▼▼▼

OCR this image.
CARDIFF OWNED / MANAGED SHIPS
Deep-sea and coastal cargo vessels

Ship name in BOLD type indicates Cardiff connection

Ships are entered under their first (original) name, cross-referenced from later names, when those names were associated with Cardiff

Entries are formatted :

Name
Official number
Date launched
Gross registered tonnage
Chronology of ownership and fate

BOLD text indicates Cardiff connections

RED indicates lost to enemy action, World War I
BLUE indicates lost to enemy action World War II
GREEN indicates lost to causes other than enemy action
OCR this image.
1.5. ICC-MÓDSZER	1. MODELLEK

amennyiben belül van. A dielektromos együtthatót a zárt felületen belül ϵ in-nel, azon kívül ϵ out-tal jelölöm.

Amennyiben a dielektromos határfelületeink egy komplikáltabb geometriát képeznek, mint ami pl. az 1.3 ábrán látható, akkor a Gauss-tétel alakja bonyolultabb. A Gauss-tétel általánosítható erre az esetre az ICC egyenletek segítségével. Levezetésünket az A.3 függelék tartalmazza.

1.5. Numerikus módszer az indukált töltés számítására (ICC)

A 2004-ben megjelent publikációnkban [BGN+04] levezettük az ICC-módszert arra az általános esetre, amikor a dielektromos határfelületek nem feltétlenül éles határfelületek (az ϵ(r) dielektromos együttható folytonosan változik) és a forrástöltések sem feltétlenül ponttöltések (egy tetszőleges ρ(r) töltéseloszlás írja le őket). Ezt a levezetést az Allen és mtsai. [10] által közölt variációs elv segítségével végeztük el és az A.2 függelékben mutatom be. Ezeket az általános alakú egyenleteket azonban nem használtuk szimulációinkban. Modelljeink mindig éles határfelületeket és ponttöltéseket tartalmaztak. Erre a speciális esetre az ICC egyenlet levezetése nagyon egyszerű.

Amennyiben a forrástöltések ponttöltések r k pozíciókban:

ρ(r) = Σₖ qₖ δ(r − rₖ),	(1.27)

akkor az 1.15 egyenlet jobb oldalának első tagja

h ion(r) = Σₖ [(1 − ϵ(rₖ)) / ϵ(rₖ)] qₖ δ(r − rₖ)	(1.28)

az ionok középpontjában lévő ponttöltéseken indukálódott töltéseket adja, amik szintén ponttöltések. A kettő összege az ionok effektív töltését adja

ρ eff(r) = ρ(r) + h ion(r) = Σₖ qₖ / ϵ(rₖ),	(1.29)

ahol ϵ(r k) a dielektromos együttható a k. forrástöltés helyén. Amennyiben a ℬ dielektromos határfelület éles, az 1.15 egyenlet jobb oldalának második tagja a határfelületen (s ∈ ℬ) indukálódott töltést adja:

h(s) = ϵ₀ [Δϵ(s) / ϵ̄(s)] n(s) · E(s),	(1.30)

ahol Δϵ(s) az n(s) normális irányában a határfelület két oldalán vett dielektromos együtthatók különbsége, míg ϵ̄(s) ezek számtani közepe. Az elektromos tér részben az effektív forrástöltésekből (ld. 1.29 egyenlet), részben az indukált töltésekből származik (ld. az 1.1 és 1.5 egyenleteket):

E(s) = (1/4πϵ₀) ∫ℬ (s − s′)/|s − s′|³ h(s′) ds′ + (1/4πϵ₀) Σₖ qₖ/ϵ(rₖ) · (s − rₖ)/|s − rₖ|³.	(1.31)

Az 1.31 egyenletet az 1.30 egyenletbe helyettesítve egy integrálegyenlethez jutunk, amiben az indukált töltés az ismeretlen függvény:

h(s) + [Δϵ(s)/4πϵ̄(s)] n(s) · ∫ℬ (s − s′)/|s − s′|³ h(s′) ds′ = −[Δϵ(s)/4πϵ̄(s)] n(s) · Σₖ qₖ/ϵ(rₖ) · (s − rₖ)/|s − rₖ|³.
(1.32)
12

▲▲▲

Work to be completed:
Reproduce the entries above in full by retyping them exactly.

Exercise solution:
OCR this image.
CARDIFF OWNED / MANAGED SHIPS
Deep-sea and coastal cargo vessels

Ship name in BOLD type indicates Cardiff connection

Ships are entered under their first (original) name, cross-referenced from later names, when those names were associated with Cardiff

Entries are formatted :

Name
Official number
Date launched
Gross registered tonnage
Chronology of ownership and fate

BOLD text indicates Cardiff connections

RED indicates lost to enemy action, World War I
BLUE indicates lost to enemy action World War II
GREEN indicates lost to causes other than enemy action
OCR this image.
1.5. ICC-MÓDSZER	1. MODELLEK

amennyiben belül van. A dielektromos együtthatót a zárt felületen belül ϵ in-nel, azon kívül ϵ out-tal jelölöm.

Amennyiben a dielektromos határfelületeink egy komplikáltabb geometriát képeznek, mint ami pl. az 1.3 ábrán látható, akkor a Gauss-tétel alakja bonyolultabb. A Gauss-tétel általánosítható erre az esetre az ICC egyenletek segítségével. Levezetésünket az A.3 függelék tartalmazza.

1.5. Numerikus módszer az indukált töltés számítására (ICC)

A 2004-ben megjelent publikációnkban [BGN+04] levezettük az ICC-módszert arra az általános esetre, amikor a dielektromos határfelületek nem feltétlenül éles határfelületek (az ϵ(r) dielektromos együttható folytonosan változik) és a forrástöltések sem feltétlenül ponttöltések (egy tetszőleges ρ(r) töltéseloszlás írja le őket). Ezt a levezetést az Allen és mtsai. [10] által közölt variációs elv segítségével végeztük el és az A.2 függelékben mutatom be. Ezeket az általános alakú egyenleteket azonban nem használtuk szimulációinkban. Modelljeink mindig éles határfelületeket és ponttöltéseket tartalmaztak. Erre a speciális esetre az ICC egyenlet levezetése nagyon egyszerű.

Amennyiben a forrástöltések ponttöltések r k pozíciókban:

ρ(r) = Σₖ qₖ δ(r − rₖ),	(1.27)

akkor az 1.15 egyenlet jobb oldalának első tagja

h ion(r) = Σₖ [(1 − ϵ(rₖ)) / ϵ(rₖ)] qₖ δ(r − rₖ)	(1.28)

az ionok középpontjában lévő ponttöltéseken indukálódott töltéseket adja, amik szintén ponttöltések. A kettő összege az ionok effektív töltését adja

ρ eff(r) = ρ(r) + h ion(r) = Σₖ qₖ / ϵ(rₖ),	(1.29)

ahol ϵ(r k) a dielektromos együttható a k. forrástöltés helyén. Amennyiben a ℬ dielektromos határfelület éles, az 1.15 egyenlet jobb oldalának második tagja a határfelületen (s ∈ ℬ) indukálódott töltést adja:

h(s) = ϵ₀ [Δϵ(s) / ϵ̄(s)] n(s) · E(s),	(1.30)

ahol Δϵ(s) az n(s) normális irányában a határfelület két oldalán vett dielektromos együtthatók különbsége, míg ϵ̄(s) ezek számtani közepe. Az elektromos tér részben az effektív forrástöltésekből (ld. 1.29 egyenlet), részben az indukált töltésekből származik (ld. az 1.1 és 1.5 egyenleteket):

E(s) = (1/4πϵ₀) ∫ℬ (s − s′)/|s − s′|³ h(s′) ds′ + (1/4πϵ₀) Σₖ qₖ/ϵ(rₖ) · (s − rₖ)/|s − rₖ|³.	(1.31)

Az 1.31 egyenletet az 1.30 egyenletbe helyettesítve egy integrálegyenlethez jutunk, amiben az indukált töltés az ismeretlen függvény:

h(s) + [Δϵ(s)/4πϵ̄(s)] n(s) · ∫ℬ (s − s′)/|s − s′|³ h(s′) ds′ = −[Δϵ(s)/4πϵ̄(s)] n(s) · Σₖ qₖ/ϵ(rₖ) · (s − rₖ)/|s − rₖ|³.
(1.32)
12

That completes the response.